● **Reading text**
— Start —
VMFS 5 migration via sVmotion after succesful vSphere 5 upgrade maybe causing Windows VMs to crash

I have recently upgraded our two datacenters to vSphere 5, one utilizing the Linux vCenter Appliance and a new Oracle database, rather than upgrade again the vCenter database we'd brought up from VI3 several years ago, and the other utilizing an in place upgrade of both the vCenter server and the MS SQL database. Our storage is 2 "Groups" of Equallogic PS6510 iSCSI "SUMO" arrays, 3 arrays at one datacenter and 8 arrays at the other. After successfully upgrading each of the ESXi hosts from 4.1 to 5.0 I began creating VMFS 5 datastores, to get away from the 2 TB extent size. At the first datacenter we have experienced not a single issue after migrating all of dev, then test, then prod to the new VMFS 5 datastores, at the second datacenter we've had several machines crash. The only commonality between the crashing machines, which is also the only difference between datacenter one and two is, in datacenter two we mount iSCSI volumes inside the VMs using the Microsoft iSCSI initiator (ASM snapshots get mounted to be more specific). So what seems to happen is;

  1. migrate a healthy VM that has been running for months      with no problems to a VMFS 5 datastore
  2. a scheduled task that mounts an iSCSI volume (an ASM      snapshot of another volume) runs
  3. the machine crashes and reboots
  4. windows must be reactivated (you have 30 days to      activate windows)
— End —
Dataset entries:
— Start —
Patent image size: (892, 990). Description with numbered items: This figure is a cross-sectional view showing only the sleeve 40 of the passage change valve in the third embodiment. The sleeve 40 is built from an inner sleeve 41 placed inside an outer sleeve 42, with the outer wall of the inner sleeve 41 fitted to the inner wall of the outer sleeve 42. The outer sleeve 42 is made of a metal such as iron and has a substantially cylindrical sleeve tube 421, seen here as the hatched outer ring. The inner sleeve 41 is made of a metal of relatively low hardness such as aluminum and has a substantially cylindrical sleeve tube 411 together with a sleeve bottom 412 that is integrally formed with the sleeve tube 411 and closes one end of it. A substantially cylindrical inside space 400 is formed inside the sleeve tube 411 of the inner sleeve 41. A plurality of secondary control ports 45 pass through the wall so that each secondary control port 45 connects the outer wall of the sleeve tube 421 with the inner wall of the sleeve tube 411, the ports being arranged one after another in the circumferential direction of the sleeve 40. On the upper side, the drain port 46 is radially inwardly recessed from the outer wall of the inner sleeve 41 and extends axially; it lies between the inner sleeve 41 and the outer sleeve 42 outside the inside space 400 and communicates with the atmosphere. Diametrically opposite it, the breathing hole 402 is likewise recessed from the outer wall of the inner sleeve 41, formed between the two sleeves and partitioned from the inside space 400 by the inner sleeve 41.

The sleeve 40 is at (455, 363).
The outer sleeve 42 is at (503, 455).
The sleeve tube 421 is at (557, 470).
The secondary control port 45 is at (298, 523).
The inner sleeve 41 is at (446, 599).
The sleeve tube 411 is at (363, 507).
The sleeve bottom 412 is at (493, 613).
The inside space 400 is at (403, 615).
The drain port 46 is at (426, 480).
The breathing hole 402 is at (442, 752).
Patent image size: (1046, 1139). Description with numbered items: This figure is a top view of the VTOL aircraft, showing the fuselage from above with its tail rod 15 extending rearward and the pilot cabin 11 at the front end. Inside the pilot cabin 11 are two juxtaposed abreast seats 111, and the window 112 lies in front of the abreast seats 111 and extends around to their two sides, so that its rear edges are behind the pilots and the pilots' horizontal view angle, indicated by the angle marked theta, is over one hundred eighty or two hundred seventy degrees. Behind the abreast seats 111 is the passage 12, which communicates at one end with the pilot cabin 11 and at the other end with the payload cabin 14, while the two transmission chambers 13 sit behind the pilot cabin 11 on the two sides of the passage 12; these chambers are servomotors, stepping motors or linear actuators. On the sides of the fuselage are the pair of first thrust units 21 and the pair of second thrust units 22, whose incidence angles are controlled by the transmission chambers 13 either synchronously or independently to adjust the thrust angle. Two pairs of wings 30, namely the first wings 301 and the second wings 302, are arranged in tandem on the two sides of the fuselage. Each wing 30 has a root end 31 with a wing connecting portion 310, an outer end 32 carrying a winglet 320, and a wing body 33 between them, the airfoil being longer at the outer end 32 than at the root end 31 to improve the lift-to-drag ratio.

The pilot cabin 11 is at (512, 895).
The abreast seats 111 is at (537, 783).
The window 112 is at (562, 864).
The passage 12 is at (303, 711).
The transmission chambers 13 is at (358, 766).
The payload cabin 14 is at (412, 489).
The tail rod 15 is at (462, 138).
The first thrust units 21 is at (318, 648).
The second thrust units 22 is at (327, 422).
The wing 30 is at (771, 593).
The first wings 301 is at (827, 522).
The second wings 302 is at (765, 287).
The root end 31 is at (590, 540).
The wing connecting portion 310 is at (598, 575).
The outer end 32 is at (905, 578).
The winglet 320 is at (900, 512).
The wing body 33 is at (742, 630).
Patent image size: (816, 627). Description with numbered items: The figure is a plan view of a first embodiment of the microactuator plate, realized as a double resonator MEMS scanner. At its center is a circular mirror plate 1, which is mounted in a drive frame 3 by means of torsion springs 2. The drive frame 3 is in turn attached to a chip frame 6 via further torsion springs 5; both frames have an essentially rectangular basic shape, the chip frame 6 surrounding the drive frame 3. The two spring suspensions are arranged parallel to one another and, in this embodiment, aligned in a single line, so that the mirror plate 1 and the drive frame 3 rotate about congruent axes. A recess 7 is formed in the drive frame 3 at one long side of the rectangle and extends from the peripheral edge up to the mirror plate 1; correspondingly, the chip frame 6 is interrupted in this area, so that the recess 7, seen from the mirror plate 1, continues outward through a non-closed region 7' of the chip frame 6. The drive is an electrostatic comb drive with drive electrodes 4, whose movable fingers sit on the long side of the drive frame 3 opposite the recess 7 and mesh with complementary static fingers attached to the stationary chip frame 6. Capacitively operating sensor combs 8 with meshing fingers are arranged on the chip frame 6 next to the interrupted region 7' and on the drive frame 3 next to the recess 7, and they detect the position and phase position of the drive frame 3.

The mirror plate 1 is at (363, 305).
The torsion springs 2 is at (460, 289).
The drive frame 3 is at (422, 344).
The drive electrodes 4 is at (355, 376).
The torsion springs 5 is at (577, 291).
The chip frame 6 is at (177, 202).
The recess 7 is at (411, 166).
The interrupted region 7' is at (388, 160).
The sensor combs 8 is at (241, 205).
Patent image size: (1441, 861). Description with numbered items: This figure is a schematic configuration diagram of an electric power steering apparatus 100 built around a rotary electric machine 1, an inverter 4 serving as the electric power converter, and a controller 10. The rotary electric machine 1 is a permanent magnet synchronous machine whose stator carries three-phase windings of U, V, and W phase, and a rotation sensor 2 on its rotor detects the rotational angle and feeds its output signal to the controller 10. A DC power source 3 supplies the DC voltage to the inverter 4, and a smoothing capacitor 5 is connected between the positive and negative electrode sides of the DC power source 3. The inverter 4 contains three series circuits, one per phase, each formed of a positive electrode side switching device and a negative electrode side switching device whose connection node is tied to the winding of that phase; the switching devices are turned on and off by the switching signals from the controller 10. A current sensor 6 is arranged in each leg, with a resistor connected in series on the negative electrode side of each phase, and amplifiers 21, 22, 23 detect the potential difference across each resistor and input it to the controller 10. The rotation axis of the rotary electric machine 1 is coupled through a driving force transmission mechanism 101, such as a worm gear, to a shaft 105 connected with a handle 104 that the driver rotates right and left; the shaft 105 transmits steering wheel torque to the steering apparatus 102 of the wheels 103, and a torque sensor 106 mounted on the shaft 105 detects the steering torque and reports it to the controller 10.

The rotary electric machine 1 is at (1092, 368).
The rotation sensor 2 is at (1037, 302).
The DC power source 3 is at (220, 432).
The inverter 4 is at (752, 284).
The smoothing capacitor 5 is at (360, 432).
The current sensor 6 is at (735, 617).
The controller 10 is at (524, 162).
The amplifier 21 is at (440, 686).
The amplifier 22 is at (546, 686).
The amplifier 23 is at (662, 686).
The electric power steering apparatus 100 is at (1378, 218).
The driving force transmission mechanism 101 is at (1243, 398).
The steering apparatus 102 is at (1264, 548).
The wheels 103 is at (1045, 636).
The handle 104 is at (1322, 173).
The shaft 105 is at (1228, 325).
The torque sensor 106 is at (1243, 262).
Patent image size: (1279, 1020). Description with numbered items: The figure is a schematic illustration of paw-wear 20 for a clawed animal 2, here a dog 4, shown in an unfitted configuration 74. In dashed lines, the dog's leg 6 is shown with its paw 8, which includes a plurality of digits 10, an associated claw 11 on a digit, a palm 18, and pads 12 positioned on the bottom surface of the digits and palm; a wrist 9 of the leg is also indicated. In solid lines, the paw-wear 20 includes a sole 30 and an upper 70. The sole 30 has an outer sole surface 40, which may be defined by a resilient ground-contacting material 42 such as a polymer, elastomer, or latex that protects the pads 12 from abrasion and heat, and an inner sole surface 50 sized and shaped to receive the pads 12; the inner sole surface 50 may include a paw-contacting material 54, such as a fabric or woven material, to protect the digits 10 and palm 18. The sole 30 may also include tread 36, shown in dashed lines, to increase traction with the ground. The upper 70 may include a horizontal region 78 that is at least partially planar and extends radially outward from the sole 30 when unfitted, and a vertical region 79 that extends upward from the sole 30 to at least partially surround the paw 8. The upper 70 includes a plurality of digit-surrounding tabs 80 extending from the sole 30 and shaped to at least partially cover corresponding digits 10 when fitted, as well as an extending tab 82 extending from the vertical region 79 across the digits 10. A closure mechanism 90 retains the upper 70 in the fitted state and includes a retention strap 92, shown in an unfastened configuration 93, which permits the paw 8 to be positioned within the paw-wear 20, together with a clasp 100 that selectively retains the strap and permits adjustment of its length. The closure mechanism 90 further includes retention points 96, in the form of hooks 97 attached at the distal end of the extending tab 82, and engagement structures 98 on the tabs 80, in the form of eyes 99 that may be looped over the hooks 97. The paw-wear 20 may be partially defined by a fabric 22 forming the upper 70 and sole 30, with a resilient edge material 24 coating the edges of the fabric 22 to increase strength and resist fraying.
— End —
● **Exercise tasks**
1. List the steps that the vSphere upgrade post says seem to happen.
2. In the vSphere upgrade post, what is used at datacenter two to mount iSCSI volumes inside the VMs?
3. Quote the vSphere upgrade post from "1. migrate a" to "to      activate windows)".

● **Expected results**
1.
1. Migrate a healthy VM that has been running for months with no problems to a VMFS 5 datastore.
2. A scheduled task that mounts an iSCSI volume (an ASM snapshot of another volume) runs.
3. The machine crashes and reboots.
4. Windows must be reactivated (you have 30 days to activate Windows).

2. The Microsoft iSCSI initiator.

3.
1. migrate a healthy VM that has been running for months      with no problems to a VMFS 5 datastore
  2. a scheduled task that mounts an iSCSI volume (an ASM      snapshot of another volume) runs
  3. the machine crashes and reboots
  4. windows must be reactivated (you have 30 days to      activate windows)